## START WORKING DATA
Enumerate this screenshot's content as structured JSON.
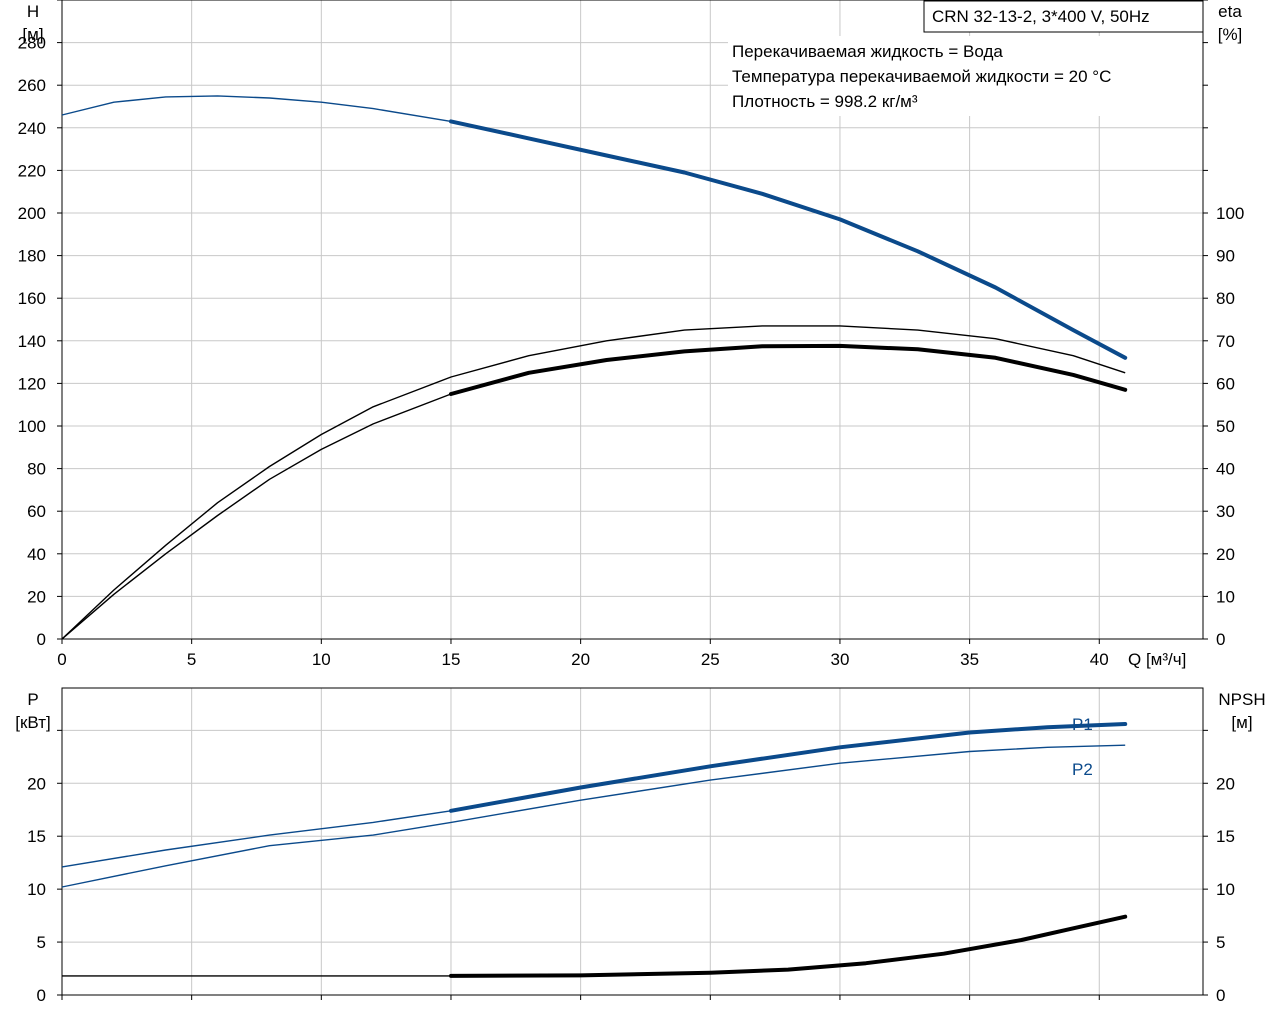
{
  "chart_data": [
    {
      "type": "line",
      "title": "CRN 32-13-2, 3*400 V, 50Hz",
      "annotations": [
        "Перекачиваемая жидкость = Вода",
        "Температура перекачиваемой жидкости = 20 °C",
        "Плотность = 998.2 кг/м³"
      ],
      "xlabel": "Q [м³/ч]",
      "xlim": [
        0,
        44
      ],
      "x_ticks": [
        0,
        5,
        10,
        15,
        20,
        25,
        30,
        35,
        40
      ],
      "ylabel_left_line1": "H",
      "ylabel_left_line2": "[м]",
      "ylim_left": [
        0,
        300
      ],
      "y_ticks_left": [
        0,
        20,
        40,
        60,
        80,
        100,
        120,
        140,
        160,
        180,
        200,
        220,
        240,
        260,
        280
      ],
      "ylabel_right_line1": "eta",
      "ylabel_right_line2": "[%]",
      "ylim_right": [
        0,
        150
      ],
      "y_ticks_right": [
        0,
        10,
        20,
        30,
        40,
        50,
        60,
        70,
        80,
        90,
        100
      ],
      "grid": true,
      "series": [
        {
          "axis": "left",
          "color": "#0b4a8b",
          "x": [
            0,
            2,
            4,
            6,
            8,
            10,
            12,
            15,
            18,
            21,
            24,
            27,
            30,
            33,
            36,
            39,
            41
          ],
          "values": [
            246,
            252,
            254.5,
            255,
            254,
            252,
            249,
            243,
            235,
            227,
            219,
            209,
            197,
            182,
            165,
            145,
            132
          ],
          "bold_from_x": 15
        },
        {
          "axis": "right",
          "color": "#000000",
          "x": [
            0,
            2,
            4,
            6,
            8,
            10,
            12,
            15,
            18,
            21,
            24,
            27,
            30,
            33,
            36,
            39,
            41
          ],
          "values": [
            0,
            11.5,
            22,
            32,
            40.5,
            48,
            54.5,
            61.5,
            66.5,
            70,
            72.5,
            73.5,
            73.5,
            72.5,
            70.5,
            66.5,
            62.5
          ],
          "bold_from_x": 100
        },
        {
          "axis": "right",
          "color": "#000000",
          "x": [
            0,
            2,
            4,
            6,
            8,
            10,
            12,
            15,
            18,
            21,
            24,
            27,
            30,
            33,
            36,
            39,
            41
          ],
          "values": [
            0,
            10.5,
            20,
            29,
            37.5,
            44.5,
            50.5,
            57.5,
            62.5,
            65.5,
            67.5,
            68.7,
            68.8,
            68,
            66,
            62,
            58.5
          ],
          "bold_from_x": 15
        }
      ]
    },
    {
      "type": "line",
      "ylabel_left_line1": "P",
      "ylabel_left_line2": "[кВт]",
      "ylim_left": [
        0,
        29
      ],
      "y_ticks_left": [
        0,
        5,
        10,
        15,
        20
      ],
      "ylabel_right_line1": "NPSH",
      "ylabel_right_line2": "[м]",
      "ylim_right": [
        0,
        29
      ],
      "y_ticks_right": [
        0,
        5,
        10,
        15,
        20
      ],
      "xlim": [
        0,
        44
      ],
      "grid": true,
      "series": [
        {
          "name": "P1",
          "axis": "left",
          "color": "#0b4a8b",
          "x": [
            0,
            4,
            8,
            12,
            15,
            20,
            25,
            30,
            35,
            38,
            41
          ],
          "values": [
            12.1,
            13.7,
            15.1,
            16.3,
            17.4,
            19.6,
            21.6,
            23.4,
            24.8,
            25.3,
            25.6
          ],
          "bold_from_x": 15
        },
        {
          "name": "P2",
          "axis": "left",
          "color": "#0b4a8b",
          "x": [
            0,
            4,
            8,
            12,
            15,
            20,
            25,
            30,
            35,
            38,
            41
          ],
          "values": [
            10.2,
            12.2,
            14.1,
            15.1,
            16.3,
            18.4,
            20.3,
            21.9,
            23.0,
            23.4,
            23.6
          ],
          "bold_from_x": 100
        },
        {
          "axis": "right",
          "color": "#000000",
          "x": [
            0,
            5,
            10,
            15,
            20,
            25,
            28,
            31,
            34,
            37,
            39,
            41
          ],
          "values": [
            1.8,
            1.8,
            1.8,
            1.8,
            1.85,
            2.1,
            2.4,
            3.0,
            3.9,
            5.2,
            6.3,
            7.4
          ],
          "bold_from_x": 15
        }
      ]
    }
  ]
}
## END WORKING DATA
Retype the data above exactly; pictures are not part of the copy.

Enumerate this screenshot's content as structured JSON.
{
  "chart_data": [
    {
      "type": "line",
      "title": "CRN 32-13-2, 3*400 V, 50Hz",
      "annotations": [
        "Перекачиваемая жидкость = Вода",
        "Температура перекачиваемой жидкости = 20 °C",
        "Плотность = 998.2 кг/м³"
      ],
      "xlabel": "Q [м³/ч]",
      "xlim": [
        0,
        44
      ],
      "x_ticks": [
        0,
        5,
        10,
        15,
        20,
        25,
        30,
        35,
        40
      ],
      "ylabel_left_line1": "H",
      "ylabel_left_line2": "[м]",
      "ylim_left": [
        0,
        300
      ],
      "y_ticks_left": [
        0,
        20,
        40,
        60,
        80,
        100,
        120,
        140,
        160,
        180,
        200,
        220,
        240,
        260,
        280
      ],
      "ylabel_right_line1": "eta",
      "ylabel_right_line2": "[%]",
      "ylim_right": [
        0,
        150
      ],
      "y_ticks_right": [
        0,
        10,
        20,
        30,
        40,
        50,
        60,
        70,
        80,
        90,
        100
      ],
      "grid": true,
      "series": [
        {
          "axis": "left",
          "color": "#0b4a8b",
          "x": [
            0,
            2,
            4,
            6,
            8,
            10,
            12,
            15,
            18,
            21,
            24,
            27,
            30,
            33,
            36,
            39,
            41
          ],
          "values": [
            246,
            252,
            254.5,
            255,
            254,
            252,
            249,
            243,
            235,
            227,
            219,
            209,
            197,
            182,
            165,
            145,
            132
          ],
          "bold_from_x": 15
        },
        {
          "axis": "right",
          "color": "#000000",
          "x": [
            0,
            2,
            4,
            6,
            8,
            10,
            12,
            15,
            18,
            21,
            24,
            27,
            30,
            33,
            36,
            39,
            41
          ],
          "values": [
            0,
            11.5,
            22,
            32,
            40.5,
            48,
            54.5,
            61.5,
            66.5,
            70,
            72.5,
            73.5,
            73.5,
            72.5,
            70.5,
            66.5,
            62.5
          ],
          "bold_from_x": 100
        },
        {
          "axis": "right",
          "color": "#000000",
          "x": [
            0,
            2,
            4,
            6,
            8,
            10,
            12,
            15,
            18,
            21,
            24,
            27,
            30,
            33,
            36,
            39,
            41
          ],
          "values": [
            0,
            10.5,
            20,
            29,
            37.5,
            44.5,
            50.5,
            57.5,
            62.5,
            65.5,
            67.5,
            68.7,
            68.8,
            68,
            66,
            62,
            58.5
          ],
          "bold_from_x": 15
        }
      ]
    },
    {
      "type": "line",
      "ylabel_left_line1": "P",
      "ylabel_left_line2": "[кВт]",
      "ylim_left": [
        0,
        29
      ],
      "y_ticks_left": [
        0,
        5,
        10,
        15,
        20
      ],
      "ylabel_right_line1": "NPSH",
      "ylabel_right_line2": "[м]",
      "ylim_right": [
        0,
        29
      ],
      "y_ticks_right": [
        0,
        5,
        10,
        15,
        20
      ],
      "xlim": [
        0,
        44
      ],
      "grid": true,
      "series": [
        {
          "name": "P1",
          "axis": "left",
          "color": "#0b4a8b",
          "x": [
            0,
            4,
            8,
            12,
            15,
            20,
            25,
            30,
            35,
            38,
            41
          ],
          "values": [
            12.1,
            13.7,
            15.1,
            16.3,
            17.4,
            19.6,
            21.6,
            23.4,
            24.8,
            25.3,
            25.6
          ],
          "bold_from_x": 15
        },
        {
          "name": "P2",
          "axis": "left",
          "color": "#0b4a8b",
          "x": [
            0,
            4,
            8,
            12,
            15,
            20,
            25,
            30,
            35,
            38,
            41
          ],
          "values": [
            10.2,
            12.2,
            14.1,
            15.1,
            16.3,
            18.4,
            20.3,
            21.9,
            23.0,
            23.4,
            23.6
          ],
          "bold_from_x": 100
        },
        {
          "axis": "right",
          "color": "#000000",
          "x": [
            0,
            5,
            10,
            15,
            20,
            25,
            28,
            31,
            34,
            37,
            39,
            41
          ],
          "values": [
            1.8,
            1.8,
            1.8,
            1.8,
            1.85,
            2.1,
            2.4,
            3.0,
            3.9,
            5.2,
            6.3,
            7.4
          ],
          "bold_from_x": 15
        }
      ]
    }
  ]
}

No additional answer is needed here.